Written problem: Write out each line in which the string "points" is present.

Source data:
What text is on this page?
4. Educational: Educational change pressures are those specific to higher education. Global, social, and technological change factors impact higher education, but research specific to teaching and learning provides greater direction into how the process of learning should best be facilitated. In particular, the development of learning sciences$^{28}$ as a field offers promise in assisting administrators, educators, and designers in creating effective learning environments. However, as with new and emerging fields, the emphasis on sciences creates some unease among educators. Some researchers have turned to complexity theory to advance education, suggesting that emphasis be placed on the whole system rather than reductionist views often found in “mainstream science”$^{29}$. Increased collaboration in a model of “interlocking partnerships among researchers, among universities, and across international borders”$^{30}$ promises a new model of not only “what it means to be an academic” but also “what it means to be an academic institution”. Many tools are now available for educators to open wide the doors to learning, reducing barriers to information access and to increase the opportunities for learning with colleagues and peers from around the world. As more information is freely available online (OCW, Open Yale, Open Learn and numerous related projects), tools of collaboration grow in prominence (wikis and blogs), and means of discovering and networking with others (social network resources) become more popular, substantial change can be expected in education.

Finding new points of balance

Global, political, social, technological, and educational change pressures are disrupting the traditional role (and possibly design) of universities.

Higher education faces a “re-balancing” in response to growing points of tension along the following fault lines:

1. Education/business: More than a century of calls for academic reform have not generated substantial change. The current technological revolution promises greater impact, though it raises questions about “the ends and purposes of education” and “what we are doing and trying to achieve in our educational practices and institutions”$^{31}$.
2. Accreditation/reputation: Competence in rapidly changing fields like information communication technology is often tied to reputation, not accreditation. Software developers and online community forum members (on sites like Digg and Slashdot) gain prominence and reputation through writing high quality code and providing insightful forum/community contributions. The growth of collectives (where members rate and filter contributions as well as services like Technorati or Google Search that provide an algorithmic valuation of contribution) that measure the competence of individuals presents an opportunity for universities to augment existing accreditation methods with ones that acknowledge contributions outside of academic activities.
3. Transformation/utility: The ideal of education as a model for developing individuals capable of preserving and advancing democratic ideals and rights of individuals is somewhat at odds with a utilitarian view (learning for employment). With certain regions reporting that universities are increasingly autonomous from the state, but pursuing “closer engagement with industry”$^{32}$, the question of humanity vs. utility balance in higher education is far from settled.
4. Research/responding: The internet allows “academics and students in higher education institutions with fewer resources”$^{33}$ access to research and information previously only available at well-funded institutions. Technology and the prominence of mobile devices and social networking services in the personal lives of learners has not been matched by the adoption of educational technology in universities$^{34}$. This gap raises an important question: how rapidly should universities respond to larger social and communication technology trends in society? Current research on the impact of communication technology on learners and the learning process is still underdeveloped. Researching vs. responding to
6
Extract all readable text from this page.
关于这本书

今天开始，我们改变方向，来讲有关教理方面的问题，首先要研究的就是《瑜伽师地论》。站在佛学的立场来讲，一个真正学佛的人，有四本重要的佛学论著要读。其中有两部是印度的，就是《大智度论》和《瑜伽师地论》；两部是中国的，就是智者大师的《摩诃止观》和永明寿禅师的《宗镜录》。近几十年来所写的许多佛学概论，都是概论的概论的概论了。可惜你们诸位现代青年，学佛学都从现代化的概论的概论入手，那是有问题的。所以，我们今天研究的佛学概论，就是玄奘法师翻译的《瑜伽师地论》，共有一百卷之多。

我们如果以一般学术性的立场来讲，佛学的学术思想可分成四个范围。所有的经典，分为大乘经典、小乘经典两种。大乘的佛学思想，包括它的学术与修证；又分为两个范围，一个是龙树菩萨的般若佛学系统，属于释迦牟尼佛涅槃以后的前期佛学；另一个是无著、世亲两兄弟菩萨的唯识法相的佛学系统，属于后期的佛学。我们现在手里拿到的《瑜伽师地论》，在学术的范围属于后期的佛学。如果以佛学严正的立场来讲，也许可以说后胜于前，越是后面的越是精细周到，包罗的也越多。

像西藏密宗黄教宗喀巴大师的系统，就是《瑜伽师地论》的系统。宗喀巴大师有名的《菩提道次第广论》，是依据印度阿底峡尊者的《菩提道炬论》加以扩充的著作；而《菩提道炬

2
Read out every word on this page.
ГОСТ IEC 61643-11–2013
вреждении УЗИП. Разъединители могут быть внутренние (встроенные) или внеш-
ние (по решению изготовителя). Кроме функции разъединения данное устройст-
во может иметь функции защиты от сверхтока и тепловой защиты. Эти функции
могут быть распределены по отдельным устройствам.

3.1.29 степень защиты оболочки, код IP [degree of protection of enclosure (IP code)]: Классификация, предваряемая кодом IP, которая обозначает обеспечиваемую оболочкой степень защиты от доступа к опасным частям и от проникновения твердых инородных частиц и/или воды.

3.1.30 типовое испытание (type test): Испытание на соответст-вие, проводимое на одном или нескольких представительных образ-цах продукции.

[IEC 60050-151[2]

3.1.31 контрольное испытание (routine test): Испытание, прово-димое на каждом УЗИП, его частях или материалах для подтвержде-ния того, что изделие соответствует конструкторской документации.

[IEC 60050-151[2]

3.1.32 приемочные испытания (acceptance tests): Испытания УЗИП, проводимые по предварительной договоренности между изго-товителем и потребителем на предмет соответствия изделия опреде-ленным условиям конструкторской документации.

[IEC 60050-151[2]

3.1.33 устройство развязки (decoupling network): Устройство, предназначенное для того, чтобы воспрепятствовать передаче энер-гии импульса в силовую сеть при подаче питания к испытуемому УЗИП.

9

Result of this task:
Finding new points of balance
Higher education faces a “re-balancing” in response to growing points of tension along the following fault lines:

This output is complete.